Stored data
'''

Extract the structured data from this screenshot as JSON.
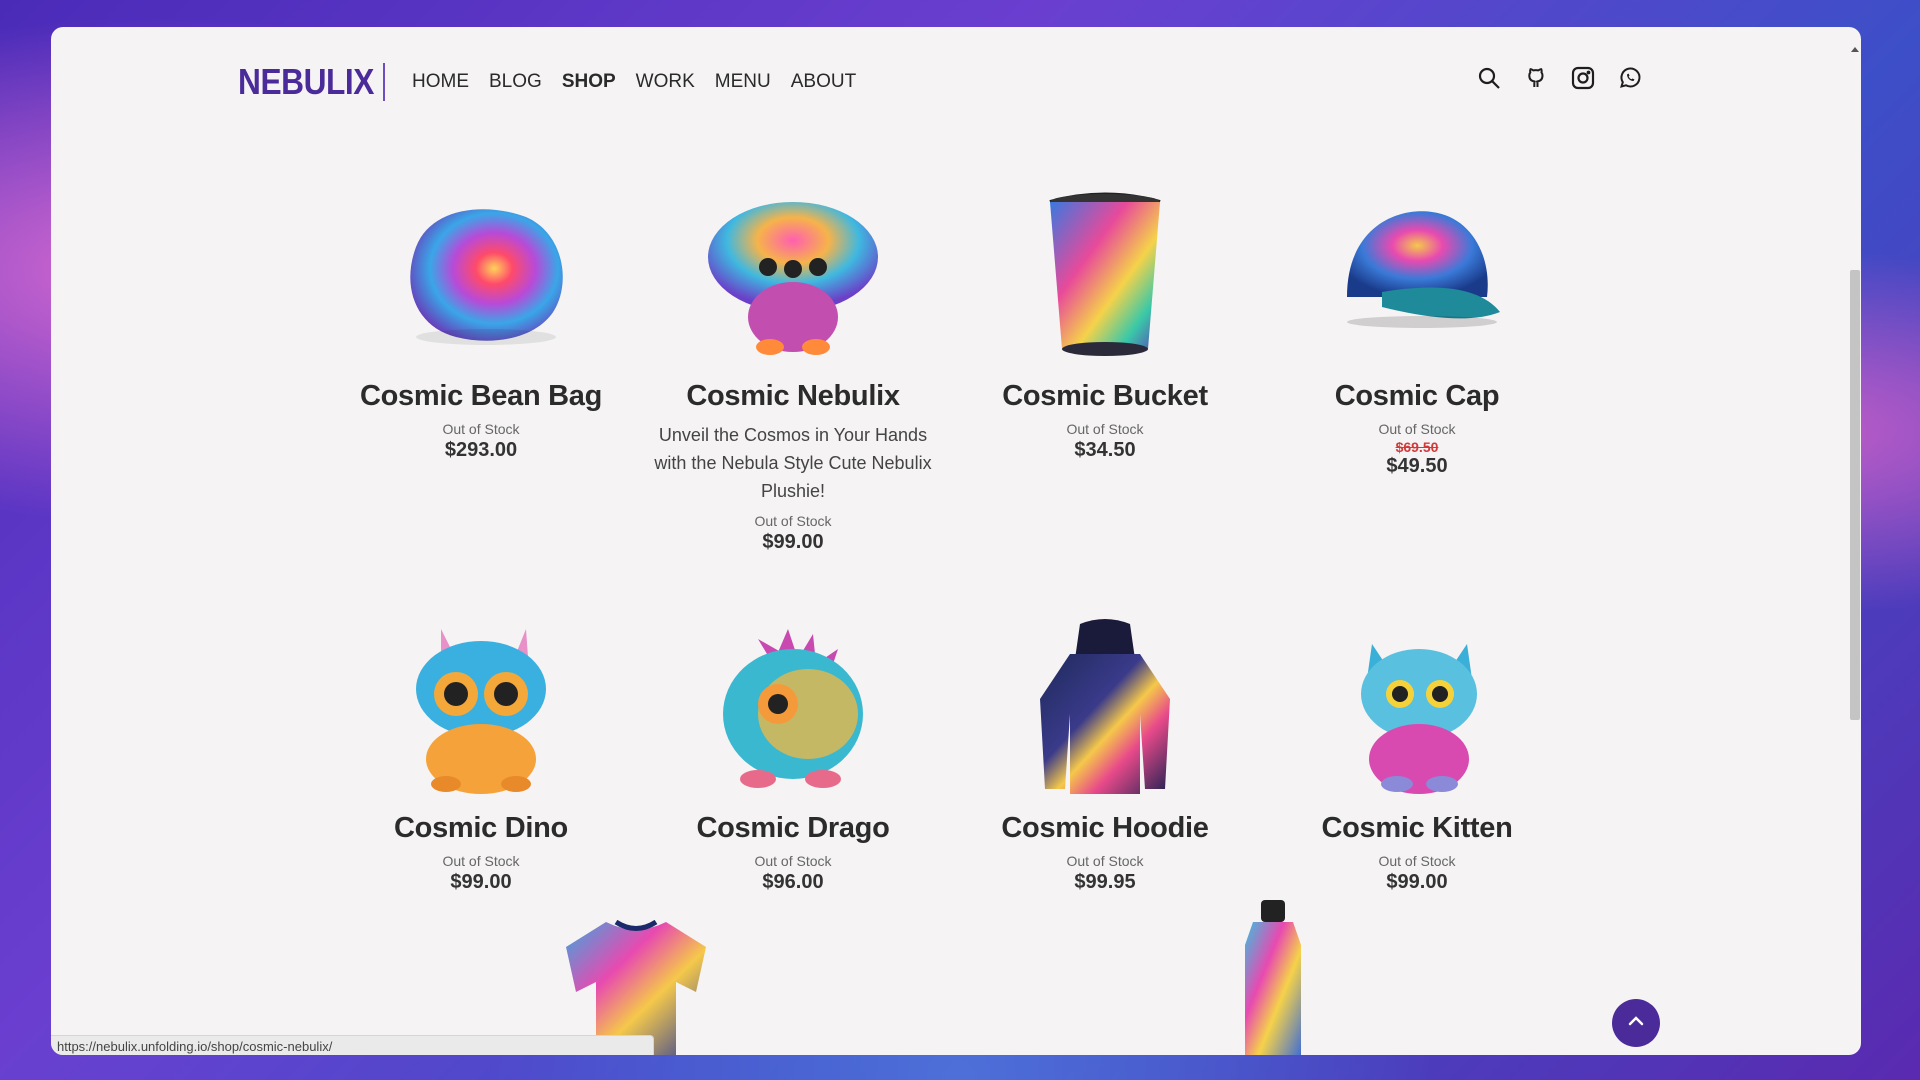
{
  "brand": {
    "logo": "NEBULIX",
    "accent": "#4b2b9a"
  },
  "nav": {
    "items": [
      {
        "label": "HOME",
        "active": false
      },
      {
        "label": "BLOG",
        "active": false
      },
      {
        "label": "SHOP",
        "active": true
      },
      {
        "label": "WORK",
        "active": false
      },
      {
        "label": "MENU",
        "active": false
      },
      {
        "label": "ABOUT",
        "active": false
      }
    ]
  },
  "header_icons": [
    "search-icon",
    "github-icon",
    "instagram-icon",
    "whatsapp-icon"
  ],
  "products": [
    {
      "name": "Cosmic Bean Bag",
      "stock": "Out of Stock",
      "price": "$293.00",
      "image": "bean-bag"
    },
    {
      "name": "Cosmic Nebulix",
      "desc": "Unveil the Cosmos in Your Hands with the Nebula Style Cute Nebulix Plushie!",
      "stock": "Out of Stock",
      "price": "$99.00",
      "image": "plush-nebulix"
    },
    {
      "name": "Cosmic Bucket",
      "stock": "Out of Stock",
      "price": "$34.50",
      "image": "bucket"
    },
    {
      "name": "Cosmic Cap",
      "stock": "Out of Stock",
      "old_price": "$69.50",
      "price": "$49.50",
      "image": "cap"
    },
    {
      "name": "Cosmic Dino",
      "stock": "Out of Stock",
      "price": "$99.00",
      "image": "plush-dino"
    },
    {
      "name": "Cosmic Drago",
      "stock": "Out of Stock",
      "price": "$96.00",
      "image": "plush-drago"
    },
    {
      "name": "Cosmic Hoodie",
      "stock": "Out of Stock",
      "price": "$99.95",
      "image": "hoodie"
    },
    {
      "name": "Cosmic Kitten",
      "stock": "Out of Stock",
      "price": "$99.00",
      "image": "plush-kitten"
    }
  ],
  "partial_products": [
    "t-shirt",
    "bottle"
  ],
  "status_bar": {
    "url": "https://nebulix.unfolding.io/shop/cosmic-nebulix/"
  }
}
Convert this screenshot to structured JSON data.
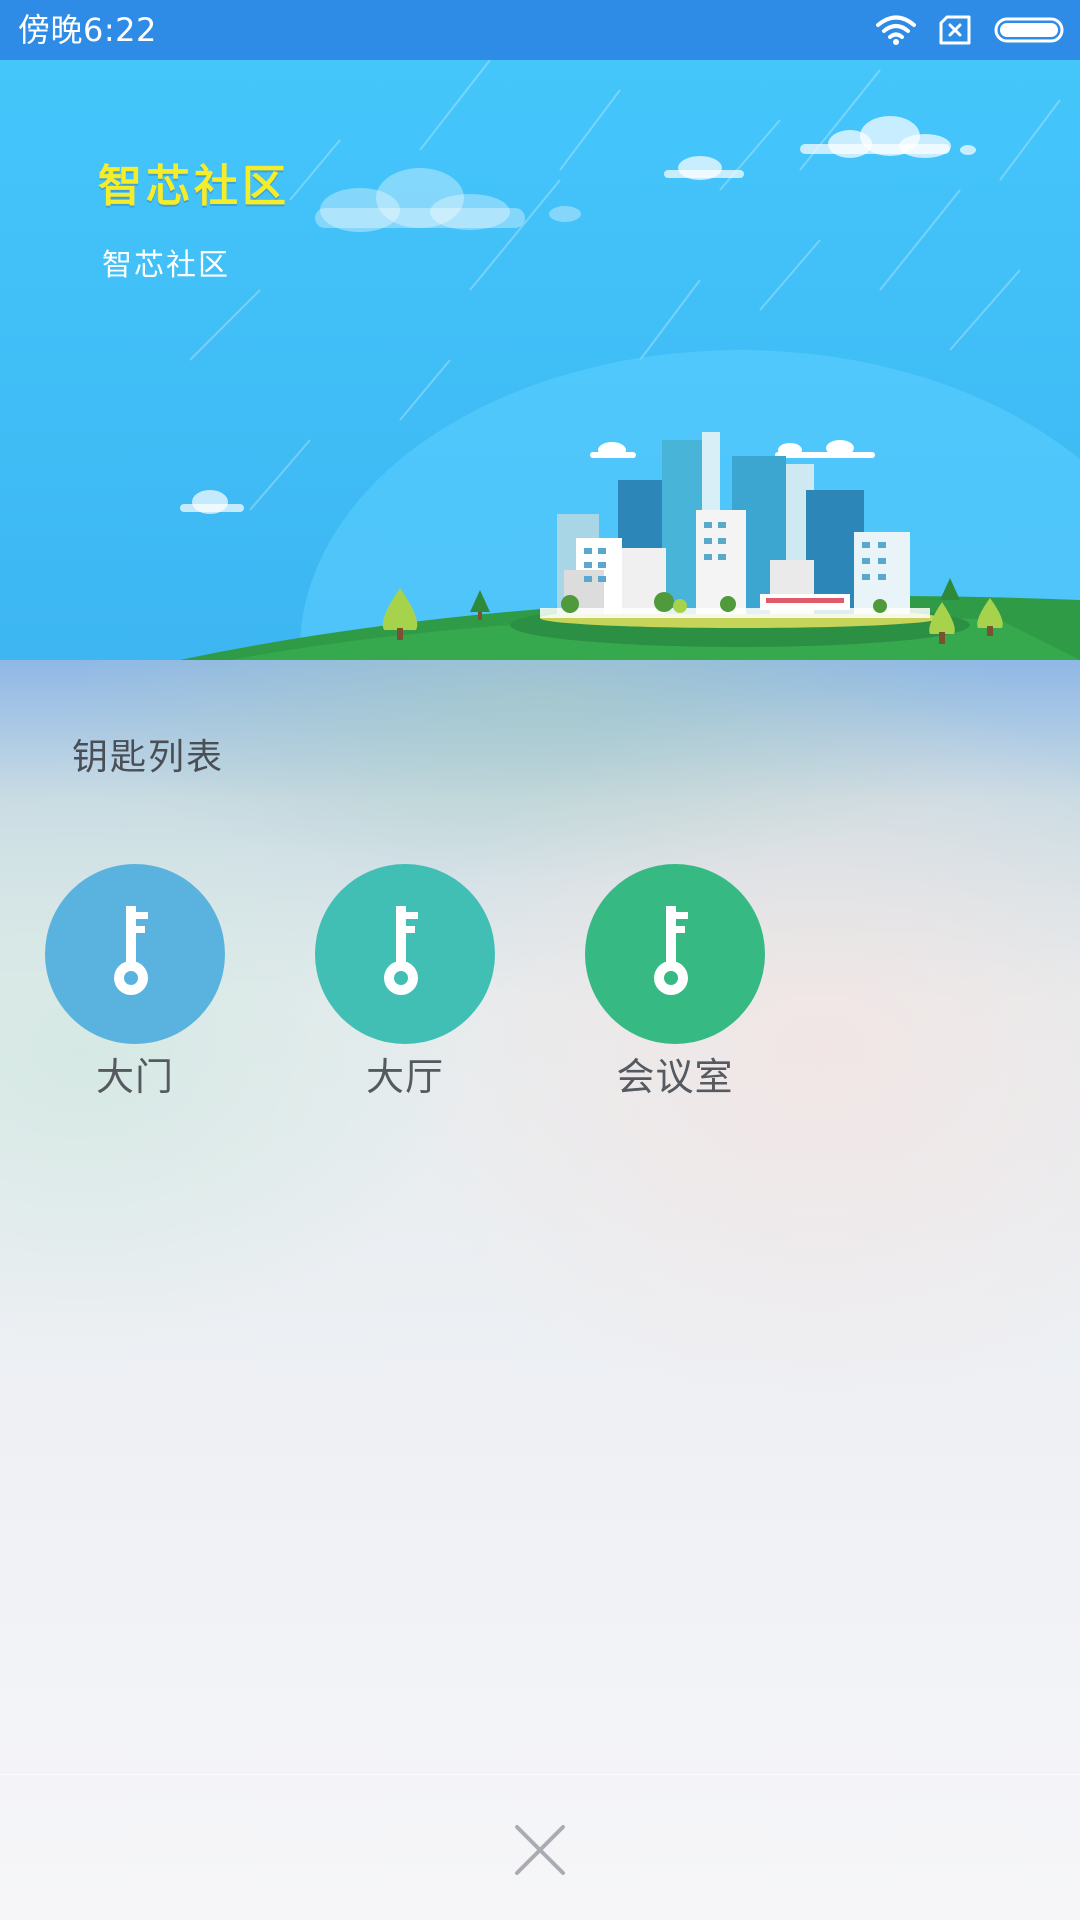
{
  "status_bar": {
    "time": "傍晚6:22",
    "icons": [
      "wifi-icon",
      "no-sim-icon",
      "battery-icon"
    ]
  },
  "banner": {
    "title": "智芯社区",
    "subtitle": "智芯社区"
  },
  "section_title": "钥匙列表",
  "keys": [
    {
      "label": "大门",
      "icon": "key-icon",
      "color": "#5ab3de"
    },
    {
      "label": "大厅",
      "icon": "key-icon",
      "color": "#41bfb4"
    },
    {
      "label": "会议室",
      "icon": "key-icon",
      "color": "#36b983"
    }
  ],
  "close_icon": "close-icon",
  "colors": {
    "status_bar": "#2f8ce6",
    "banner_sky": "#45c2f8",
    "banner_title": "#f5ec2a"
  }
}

'''

Description of the task - Copy the final stretch of lines, starting at the one that holds "Convert this screenshot" and ending at the last line of the data, exactly; omit pictures.

Correct answer -
Convert this screenshot to structured JSON data.
{
  "status_bar": {
    "time": "傍晚6:22",
    "icons": [
      "wifi-icon",
      "no-sim-icon",
      "battery-icon"
    ]
  },
  "banner": {
    "title": "智芯社区",
    "subtitle": "智芯社区"
  },
  "section_title": "钥匙列表",
  "keys": [
    {
      "label": "大门",
      "icon": "key-icon",
      "color": "#5ab3de"
    },
    {
      "label": "大厅",
      "icon": "key-icon",
      "color": "#41bfb4"
    },
    {
      "label": "会议室",
      "icon": "key-icon",
      "color": "#36b983"
    }
  ],
  "close_icon": "close-icon",
  "colors": {
    "status_bar": "#2f8ce6",
    "banner_sky": "#45c2f8",
    "banner_title": "#f5ec2a"
  }
}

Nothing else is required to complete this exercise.